### Extracted information
● ● ● ● ●

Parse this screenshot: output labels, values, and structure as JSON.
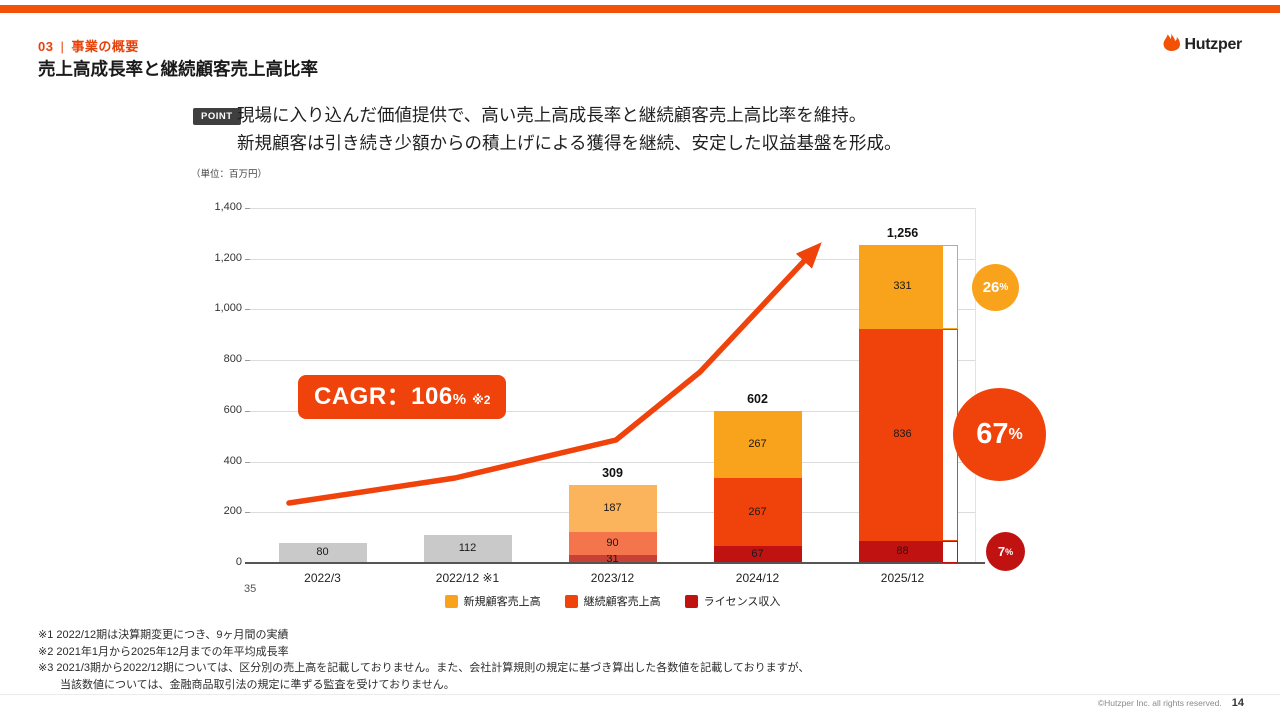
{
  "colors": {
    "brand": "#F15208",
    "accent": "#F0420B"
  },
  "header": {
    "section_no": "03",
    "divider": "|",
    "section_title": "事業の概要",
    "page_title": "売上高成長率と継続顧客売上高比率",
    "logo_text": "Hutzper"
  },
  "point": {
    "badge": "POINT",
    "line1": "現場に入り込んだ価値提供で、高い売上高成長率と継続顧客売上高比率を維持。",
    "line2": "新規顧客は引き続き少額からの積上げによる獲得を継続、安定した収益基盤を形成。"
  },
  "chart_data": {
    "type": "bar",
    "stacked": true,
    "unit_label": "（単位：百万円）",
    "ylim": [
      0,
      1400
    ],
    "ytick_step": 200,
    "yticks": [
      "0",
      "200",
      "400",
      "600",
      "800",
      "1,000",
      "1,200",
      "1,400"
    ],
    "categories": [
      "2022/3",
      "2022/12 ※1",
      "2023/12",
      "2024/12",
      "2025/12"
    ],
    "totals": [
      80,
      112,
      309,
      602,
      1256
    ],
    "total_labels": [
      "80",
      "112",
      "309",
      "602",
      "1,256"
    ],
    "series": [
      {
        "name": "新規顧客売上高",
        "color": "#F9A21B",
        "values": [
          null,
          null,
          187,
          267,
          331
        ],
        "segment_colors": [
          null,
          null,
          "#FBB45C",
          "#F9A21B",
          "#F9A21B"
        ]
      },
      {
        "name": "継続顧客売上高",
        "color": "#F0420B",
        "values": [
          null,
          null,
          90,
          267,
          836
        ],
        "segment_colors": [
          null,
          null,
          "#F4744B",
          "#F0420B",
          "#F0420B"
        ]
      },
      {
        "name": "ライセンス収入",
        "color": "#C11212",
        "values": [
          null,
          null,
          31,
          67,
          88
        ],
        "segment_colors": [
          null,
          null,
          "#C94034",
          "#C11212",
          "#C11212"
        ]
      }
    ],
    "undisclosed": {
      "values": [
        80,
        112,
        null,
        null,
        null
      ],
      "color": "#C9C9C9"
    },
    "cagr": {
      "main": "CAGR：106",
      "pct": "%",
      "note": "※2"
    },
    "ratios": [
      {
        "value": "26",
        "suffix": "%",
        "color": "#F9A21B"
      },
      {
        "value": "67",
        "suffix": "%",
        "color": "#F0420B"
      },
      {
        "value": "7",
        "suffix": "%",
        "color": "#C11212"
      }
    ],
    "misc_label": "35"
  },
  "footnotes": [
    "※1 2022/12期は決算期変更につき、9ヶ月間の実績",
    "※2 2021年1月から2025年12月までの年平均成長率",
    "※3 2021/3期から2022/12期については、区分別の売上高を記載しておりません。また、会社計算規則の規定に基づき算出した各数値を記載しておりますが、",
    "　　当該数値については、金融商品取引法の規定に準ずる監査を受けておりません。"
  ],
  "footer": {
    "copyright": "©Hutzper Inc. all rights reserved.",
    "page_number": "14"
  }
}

● ● ● ● ●

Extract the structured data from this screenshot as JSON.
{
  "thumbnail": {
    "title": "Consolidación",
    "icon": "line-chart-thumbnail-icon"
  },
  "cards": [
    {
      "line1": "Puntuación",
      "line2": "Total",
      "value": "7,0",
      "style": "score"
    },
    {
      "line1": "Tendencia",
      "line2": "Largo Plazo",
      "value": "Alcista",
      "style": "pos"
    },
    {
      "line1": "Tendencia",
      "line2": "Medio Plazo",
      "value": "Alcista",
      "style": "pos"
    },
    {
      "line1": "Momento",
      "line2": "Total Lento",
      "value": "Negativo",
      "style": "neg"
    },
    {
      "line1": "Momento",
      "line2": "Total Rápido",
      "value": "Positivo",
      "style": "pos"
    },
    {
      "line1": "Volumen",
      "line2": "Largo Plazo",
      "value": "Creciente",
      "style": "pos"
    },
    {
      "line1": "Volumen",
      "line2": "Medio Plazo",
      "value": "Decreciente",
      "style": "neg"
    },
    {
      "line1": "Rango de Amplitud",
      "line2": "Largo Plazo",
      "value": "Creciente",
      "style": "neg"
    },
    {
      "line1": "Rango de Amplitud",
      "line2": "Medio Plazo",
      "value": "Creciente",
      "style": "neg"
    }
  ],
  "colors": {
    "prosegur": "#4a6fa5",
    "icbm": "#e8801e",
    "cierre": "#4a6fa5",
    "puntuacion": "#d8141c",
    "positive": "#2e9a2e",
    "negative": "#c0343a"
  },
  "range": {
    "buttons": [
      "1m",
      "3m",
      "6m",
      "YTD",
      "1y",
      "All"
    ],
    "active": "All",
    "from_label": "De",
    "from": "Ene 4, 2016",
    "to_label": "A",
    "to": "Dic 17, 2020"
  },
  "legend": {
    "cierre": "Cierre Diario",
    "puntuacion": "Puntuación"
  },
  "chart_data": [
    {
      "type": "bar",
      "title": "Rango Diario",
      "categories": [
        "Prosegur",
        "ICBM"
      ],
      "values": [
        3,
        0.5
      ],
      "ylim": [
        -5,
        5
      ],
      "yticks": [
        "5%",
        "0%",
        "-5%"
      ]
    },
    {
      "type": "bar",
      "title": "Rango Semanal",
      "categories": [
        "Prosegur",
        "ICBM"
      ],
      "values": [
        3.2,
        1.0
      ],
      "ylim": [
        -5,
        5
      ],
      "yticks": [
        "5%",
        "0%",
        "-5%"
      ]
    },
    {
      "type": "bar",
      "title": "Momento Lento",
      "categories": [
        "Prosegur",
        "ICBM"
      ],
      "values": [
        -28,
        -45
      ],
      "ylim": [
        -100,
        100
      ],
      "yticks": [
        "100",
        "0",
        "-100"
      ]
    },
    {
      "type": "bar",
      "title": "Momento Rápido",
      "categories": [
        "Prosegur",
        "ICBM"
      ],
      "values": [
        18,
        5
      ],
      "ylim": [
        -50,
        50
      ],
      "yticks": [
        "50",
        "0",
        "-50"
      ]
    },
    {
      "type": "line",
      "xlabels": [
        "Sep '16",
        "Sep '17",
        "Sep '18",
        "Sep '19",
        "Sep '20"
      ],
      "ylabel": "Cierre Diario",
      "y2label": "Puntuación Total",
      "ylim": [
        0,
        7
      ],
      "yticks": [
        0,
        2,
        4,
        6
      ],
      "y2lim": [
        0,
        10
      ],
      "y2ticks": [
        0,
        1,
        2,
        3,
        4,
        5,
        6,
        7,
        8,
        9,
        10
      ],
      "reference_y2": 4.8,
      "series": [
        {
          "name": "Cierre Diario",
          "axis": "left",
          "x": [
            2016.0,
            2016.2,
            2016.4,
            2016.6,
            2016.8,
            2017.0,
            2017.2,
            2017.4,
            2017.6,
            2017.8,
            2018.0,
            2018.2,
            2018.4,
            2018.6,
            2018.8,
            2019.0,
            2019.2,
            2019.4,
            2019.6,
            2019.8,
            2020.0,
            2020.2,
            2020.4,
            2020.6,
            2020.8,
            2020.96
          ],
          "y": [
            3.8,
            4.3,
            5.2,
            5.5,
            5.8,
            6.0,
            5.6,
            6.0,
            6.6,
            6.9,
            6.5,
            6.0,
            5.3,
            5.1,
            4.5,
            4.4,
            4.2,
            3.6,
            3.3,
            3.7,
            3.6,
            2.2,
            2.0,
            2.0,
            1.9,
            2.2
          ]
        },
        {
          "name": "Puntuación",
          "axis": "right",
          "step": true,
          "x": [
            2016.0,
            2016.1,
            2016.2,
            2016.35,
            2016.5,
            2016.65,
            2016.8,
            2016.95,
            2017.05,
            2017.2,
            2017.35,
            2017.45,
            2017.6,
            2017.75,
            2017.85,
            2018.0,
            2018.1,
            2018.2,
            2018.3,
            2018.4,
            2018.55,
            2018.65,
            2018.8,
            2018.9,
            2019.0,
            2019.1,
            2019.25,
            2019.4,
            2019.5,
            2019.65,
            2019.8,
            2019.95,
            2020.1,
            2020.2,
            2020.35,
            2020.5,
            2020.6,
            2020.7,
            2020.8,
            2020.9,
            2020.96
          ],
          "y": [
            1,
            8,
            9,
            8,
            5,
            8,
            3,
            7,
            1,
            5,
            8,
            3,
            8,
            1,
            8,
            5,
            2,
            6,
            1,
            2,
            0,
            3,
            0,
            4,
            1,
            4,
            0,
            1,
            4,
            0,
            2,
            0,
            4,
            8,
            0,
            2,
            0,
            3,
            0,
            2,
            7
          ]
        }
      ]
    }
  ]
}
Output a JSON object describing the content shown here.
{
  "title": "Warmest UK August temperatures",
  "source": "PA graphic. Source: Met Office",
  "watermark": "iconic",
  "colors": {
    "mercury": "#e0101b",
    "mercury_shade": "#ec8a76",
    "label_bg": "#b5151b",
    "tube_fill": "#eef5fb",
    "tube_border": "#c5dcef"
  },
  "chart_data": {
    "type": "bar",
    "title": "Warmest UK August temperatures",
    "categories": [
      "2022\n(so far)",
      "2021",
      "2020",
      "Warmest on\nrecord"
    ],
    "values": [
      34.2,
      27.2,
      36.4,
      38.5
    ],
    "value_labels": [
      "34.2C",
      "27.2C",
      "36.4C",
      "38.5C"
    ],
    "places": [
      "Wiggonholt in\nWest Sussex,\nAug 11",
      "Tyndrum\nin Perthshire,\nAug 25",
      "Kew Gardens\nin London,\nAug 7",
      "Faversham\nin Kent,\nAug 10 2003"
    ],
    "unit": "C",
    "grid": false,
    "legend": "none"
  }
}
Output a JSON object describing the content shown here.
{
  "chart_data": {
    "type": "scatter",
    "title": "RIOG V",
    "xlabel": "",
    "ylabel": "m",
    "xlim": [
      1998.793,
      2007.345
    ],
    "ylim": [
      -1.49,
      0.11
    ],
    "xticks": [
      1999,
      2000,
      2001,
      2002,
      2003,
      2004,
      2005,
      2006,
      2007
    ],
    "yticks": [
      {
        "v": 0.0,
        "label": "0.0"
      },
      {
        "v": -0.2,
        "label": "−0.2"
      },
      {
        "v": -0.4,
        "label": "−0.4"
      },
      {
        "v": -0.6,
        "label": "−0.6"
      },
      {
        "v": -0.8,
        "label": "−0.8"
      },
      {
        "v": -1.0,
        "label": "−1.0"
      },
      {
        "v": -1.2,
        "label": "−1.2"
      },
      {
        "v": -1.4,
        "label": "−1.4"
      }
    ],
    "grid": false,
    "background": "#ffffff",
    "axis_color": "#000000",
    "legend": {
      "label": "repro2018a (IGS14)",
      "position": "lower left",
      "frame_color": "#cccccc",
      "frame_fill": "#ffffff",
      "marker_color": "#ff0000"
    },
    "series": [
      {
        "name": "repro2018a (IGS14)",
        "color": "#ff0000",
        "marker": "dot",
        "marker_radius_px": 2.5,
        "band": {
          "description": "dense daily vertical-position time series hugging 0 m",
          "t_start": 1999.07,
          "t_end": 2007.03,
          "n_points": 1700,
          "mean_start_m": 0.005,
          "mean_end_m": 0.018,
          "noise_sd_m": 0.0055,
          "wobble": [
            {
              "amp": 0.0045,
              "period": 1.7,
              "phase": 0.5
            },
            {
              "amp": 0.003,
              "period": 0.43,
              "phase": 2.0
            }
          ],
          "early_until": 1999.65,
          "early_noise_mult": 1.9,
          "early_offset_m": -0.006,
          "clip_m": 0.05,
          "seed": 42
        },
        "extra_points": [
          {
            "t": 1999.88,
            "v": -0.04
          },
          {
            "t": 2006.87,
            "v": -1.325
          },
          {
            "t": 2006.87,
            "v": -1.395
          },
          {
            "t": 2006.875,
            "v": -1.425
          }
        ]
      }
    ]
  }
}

● ● ● ● ●

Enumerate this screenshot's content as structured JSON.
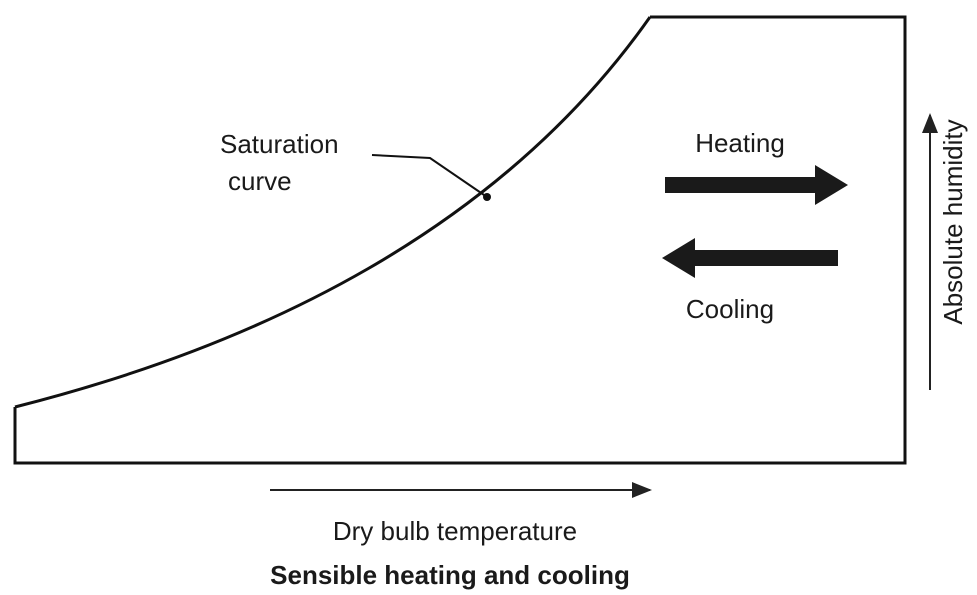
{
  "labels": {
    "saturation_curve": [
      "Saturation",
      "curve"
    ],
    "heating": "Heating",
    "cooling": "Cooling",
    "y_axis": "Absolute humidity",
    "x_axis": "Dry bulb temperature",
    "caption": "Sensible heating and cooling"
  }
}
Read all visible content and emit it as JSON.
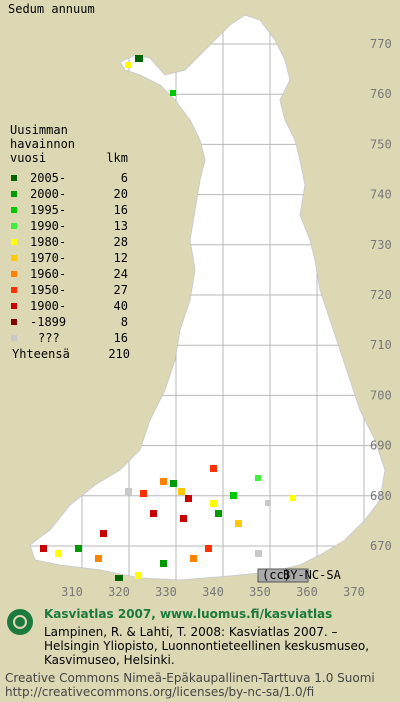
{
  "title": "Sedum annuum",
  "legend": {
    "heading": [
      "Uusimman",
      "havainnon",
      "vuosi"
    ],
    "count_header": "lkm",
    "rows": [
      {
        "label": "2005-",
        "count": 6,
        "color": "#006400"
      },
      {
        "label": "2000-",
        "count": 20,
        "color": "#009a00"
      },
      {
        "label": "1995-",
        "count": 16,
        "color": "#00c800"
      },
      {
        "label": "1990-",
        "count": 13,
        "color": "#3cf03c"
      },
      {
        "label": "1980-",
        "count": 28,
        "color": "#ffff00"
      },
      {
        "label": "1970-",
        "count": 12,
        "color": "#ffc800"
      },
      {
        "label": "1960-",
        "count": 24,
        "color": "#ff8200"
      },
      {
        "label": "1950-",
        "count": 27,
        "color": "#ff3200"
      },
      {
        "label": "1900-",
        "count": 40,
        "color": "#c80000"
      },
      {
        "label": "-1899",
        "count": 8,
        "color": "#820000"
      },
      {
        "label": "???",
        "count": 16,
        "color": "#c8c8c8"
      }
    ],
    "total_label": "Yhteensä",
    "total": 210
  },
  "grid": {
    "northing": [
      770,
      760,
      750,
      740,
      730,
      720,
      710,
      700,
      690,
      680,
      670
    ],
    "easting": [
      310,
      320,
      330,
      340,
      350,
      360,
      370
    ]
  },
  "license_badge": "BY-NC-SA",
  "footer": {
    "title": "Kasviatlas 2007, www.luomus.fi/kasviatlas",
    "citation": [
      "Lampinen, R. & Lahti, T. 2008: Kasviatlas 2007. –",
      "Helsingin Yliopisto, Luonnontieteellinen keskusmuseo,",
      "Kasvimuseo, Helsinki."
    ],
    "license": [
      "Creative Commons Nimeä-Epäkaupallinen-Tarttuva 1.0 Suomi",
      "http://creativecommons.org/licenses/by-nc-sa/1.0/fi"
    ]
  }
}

● ● ● ● ●

### Given problem
Each line containing the word "position" counts once; report the total alone.

### Expected output
2